— start DATA RECORDS —
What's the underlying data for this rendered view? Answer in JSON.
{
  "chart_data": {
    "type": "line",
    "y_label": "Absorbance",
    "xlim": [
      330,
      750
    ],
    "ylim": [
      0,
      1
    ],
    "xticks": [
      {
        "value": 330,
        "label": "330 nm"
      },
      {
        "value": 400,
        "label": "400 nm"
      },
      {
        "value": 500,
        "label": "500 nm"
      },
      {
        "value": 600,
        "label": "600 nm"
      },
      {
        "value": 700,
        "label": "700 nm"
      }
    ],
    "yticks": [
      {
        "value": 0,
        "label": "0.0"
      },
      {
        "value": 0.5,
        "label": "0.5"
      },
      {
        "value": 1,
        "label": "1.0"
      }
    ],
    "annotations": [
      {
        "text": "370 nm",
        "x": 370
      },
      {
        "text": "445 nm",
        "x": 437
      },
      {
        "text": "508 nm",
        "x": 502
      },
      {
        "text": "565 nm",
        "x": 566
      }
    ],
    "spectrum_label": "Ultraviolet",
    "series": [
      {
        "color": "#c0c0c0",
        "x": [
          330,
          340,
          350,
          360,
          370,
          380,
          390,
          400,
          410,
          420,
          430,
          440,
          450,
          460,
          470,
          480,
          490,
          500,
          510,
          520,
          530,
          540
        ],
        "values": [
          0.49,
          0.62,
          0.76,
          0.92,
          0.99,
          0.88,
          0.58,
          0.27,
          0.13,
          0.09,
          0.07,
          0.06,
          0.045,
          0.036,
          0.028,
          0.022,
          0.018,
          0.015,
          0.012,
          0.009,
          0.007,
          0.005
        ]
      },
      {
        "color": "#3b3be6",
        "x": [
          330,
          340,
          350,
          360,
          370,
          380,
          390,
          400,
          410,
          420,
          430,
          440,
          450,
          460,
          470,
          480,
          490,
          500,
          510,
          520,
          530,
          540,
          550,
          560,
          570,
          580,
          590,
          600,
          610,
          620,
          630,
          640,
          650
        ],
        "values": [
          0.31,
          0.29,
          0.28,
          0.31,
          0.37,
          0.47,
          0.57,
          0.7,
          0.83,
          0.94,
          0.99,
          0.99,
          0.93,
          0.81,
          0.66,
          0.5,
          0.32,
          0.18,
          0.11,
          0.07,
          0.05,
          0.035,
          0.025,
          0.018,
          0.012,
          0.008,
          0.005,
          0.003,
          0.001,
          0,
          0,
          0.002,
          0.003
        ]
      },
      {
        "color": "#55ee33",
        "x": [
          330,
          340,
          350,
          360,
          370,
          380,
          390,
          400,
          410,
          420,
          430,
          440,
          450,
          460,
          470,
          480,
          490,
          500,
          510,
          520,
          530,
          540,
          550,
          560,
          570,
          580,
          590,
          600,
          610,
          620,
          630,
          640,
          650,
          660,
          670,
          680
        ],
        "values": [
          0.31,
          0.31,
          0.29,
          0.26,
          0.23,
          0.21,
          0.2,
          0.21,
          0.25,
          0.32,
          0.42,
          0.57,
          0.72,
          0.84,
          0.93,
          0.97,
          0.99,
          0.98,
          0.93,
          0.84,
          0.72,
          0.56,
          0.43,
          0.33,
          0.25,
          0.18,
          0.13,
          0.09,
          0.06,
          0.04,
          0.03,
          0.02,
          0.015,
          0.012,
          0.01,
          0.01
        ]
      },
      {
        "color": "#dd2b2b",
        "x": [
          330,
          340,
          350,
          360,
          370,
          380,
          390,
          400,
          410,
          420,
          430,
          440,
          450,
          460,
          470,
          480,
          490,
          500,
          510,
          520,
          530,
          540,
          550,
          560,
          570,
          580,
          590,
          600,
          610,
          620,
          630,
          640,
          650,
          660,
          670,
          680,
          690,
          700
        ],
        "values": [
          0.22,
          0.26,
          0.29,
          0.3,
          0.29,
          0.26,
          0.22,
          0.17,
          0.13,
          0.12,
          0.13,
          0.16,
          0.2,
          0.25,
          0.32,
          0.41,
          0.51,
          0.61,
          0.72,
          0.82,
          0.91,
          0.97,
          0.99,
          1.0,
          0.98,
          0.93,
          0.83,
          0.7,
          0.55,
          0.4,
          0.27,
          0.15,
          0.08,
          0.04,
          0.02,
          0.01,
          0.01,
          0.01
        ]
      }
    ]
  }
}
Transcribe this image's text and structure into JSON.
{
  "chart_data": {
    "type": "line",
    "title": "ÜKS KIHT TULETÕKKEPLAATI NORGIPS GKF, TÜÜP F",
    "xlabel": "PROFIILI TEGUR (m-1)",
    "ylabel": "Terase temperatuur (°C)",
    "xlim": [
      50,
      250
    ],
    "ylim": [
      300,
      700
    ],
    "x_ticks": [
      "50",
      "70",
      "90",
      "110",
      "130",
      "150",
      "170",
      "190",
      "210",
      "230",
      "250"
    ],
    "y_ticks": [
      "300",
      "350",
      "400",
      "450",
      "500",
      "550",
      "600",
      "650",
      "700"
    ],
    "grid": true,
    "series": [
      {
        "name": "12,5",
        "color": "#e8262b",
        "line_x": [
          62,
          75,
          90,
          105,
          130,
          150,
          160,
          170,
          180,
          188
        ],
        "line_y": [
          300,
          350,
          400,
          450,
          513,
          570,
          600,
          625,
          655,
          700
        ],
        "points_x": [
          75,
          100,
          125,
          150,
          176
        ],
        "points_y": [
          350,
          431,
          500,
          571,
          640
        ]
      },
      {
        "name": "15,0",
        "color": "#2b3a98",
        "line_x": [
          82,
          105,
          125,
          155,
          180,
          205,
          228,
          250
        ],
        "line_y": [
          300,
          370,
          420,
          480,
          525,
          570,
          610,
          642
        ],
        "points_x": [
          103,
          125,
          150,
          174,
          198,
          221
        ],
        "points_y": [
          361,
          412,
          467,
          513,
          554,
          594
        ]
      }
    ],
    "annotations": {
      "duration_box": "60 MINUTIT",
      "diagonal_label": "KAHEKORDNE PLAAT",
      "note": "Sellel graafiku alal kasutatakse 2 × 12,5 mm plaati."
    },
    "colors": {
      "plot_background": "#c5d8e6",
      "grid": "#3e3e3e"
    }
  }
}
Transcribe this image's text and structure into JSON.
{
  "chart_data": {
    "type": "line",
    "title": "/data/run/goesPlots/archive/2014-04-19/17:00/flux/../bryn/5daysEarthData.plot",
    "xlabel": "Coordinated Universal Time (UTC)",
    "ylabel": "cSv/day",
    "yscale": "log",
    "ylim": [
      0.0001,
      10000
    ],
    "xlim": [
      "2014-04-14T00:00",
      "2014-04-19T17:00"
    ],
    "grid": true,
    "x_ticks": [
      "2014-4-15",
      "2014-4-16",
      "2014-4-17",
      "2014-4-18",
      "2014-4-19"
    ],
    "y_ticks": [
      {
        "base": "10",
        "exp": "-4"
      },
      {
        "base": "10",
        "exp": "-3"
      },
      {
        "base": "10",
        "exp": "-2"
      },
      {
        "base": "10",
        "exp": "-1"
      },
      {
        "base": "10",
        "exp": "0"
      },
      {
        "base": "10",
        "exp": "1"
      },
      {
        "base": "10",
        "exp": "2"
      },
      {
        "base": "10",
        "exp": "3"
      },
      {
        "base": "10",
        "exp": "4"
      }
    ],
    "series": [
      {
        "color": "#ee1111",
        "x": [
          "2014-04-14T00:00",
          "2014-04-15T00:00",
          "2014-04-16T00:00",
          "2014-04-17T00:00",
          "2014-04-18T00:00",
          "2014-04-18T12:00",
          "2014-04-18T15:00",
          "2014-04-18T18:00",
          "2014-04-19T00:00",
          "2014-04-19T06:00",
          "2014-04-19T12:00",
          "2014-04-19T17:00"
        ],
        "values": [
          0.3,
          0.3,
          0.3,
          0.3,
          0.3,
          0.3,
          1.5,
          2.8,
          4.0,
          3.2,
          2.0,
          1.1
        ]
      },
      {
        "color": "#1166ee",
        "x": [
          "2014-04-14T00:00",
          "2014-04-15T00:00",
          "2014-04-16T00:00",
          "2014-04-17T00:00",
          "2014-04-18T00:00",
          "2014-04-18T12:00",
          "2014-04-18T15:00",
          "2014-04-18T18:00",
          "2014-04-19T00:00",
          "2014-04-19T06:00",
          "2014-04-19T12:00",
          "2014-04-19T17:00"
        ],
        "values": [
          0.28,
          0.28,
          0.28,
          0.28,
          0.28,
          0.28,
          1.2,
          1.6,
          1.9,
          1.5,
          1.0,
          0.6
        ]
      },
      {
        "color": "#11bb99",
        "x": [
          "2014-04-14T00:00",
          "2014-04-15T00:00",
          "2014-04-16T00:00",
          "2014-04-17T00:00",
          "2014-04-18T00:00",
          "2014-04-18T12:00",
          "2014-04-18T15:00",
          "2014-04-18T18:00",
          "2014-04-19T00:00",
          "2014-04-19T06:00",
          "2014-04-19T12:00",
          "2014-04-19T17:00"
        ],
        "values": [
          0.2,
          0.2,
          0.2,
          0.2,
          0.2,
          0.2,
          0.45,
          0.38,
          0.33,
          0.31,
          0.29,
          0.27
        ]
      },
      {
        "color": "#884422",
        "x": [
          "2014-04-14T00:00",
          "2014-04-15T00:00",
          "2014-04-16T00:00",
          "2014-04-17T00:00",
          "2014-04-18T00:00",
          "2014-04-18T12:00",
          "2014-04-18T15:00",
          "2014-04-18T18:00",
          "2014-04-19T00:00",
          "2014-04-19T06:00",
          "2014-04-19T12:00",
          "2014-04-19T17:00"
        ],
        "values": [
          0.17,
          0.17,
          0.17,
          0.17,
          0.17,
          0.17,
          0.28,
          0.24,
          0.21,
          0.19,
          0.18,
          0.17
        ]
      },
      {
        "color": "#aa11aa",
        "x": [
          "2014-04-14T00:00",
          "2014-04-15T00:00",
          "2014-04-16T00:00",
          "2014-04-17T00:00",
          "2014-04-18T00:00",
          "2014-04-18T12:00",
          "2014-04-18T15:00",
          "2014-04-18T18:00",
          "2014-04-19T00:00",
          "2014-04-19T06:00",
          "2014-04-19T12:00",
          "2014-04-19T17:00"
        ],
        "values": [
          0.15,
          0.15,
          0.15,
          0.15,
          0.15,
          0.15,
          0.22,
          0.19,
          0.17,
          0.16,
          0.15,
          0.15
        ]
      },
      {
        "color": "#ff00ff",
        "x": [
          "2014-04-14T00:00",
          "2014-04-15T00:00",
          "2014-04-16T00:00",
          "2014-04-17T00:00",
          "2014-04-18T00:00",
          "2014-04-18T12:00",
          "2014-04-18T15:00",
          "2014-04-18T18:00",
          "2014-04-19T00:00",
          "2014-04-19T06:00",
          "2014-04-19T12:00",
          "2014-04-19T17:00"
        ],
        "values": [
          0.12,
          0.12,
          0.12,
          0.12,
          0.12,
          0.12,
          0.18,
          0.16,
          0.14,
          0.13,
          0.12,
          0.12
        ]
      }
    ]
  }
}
— end DATA RECORDS —
Check every line of the data above for the string "title", and copy those that have it.

» **ANSWER TO THE PROBLEM**
    "title": "ÜKS KIHT TULETÕKKEPLAATI NORGIPS GKF, TÜÜP F",
    "title": "/data/run/goesPlots/archive/2014-04-19/17:00/flux/../bryn/5daysEarthData.plot",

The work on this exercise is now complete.